== RECORD LIST ==

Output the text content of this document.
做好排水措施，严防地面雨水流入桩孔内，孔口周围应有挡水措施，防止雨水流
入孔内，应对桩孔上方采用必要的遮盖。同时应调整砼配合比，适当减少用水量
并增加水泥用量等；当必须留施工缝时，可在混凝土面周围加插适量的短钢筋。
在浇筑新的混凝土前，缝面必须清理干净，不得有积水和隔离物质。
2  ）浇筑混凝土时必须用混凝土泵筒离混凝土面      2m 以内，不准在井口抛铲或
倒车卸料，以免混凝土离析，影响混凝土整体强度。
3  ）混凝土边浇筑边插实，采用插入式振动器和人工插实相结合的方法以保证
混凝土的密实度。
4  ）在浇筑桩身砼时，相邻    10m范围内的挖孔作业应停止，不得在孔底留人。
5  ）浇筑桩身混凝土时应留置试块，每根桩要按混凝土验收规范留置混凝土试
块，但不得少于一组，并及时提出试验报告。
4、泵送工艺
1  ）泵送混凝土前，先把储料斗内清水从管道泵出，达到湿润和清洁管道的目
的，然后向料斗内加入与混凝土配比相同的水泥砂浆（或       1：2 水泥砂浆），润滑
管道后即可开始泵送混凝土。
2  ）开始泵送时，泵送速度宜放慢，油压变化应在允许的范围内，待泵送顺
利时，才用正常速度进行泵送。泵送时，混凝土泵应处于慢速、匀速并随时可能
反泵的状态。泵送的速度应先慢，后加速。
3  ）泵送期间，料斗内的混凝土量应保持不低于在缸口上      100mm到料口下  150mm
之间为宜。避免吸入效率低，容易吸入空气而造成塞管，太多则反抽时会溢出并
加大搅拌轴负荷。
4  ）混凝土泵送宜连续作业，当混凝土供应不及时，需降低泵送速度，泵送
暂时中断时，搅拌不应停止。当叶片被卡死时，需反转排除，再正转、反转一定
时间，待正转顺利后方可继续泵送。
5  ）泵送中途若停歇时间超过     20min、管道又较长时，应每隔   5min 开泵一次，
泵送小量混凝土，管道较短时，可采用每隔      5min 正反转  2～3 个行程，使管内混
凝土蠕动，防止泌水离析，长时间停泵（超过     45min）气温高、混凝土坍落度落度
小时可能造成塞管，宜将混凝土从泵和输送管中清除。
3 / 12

===

> [AIM OF THE TASK] Repeat the listing in full, keeping every line exactly as it is.

> [OUTPUT FOR THIS TASK]
Output the text content of this document.
做好排水措施，严防地面雨水流入桩孔内，孔口周围应有挡水措施，防止雨水流
入孔内，应对桩孔上方采用必要的遮盖。同时应调整砼配合比，适当减少用水量
并增加水泥用量等；当必须留施工缝时，可在混凝土面周围加插适量的短钢筋。
在浇筑新的混凝土前，缝面必须清理干净，不得有积水和隔离物质。
2  ）浇筑混凝土时必须用混凝土泵筒离混凝土面      2m 以内，不准在井口抛铲或
倒车卸料，以免混凝土离析，影响混凝土整体强度。
3  ）混凝土边浇筑边插实，采用插入式振动器和人工插实相结合的方法以保证
混凝土的密实度。
4  ）在浇筑桩身砼时，相邻    10m范围内的挖孔作业应停止，不得在孔底留人。
5  ）浇筑桩身混凝土时应留置试块，每根桩要按混凝土验收规范留置混凝土试
块，但不得少于一组，并及时提出试验报告。
4、泵送工艺
1  ）泵送混凝土前，先把储料斗内清水从管道泵出，达到湿润和清洁管道的目
的，然后向料斗内加入与混凝土配比相同的水泥砂浆（或       1：2 水泥砂浆），润滑
管道后即可开始泵送混凝土。
2  ）开始泵送时，泵送速度宜放慢，油压变化应在允许的范围内，待泵送顺
利时，才用正常速度进行泵送。泵送时，混凝土泵应处于慢速、匀速并随时可能
反泵的状态。泵送的速度应先慢，后加速。
3  ）泵送期间，料斗内的混凝土量应保持不低于在缸口上      100mm到料口下  150mm
之间为宜。避免吸入效率低，容易吸入空气而造成塞管，太多则反抽时会溢出并
加大搅拌轴负荷。
4  ）混凝土泵送宜连续作业，当混凝土供应不及时，需降低泵送速度，泵送
暂时中断时，搅拌不应停止。当叶片被卡死时，需反转排除，再正转、反转一定
时间，待正转顺利后方可继续泵送。
5  ）泵送中途若停歇时间超过     20min、管道又较长时，应每隔   5min 开泵一次，
泵送小量混凝土，管道较短时，可采用每隔      5min 正反转  2～3 个行程，使管内混
凝土蠕动，防止泌水离析，长时间停泵（超过     45min）气温高、混凝土坍落度落度
小时可能造成塞管，宜将混凝土从泵和输送管中清除。
3 / 12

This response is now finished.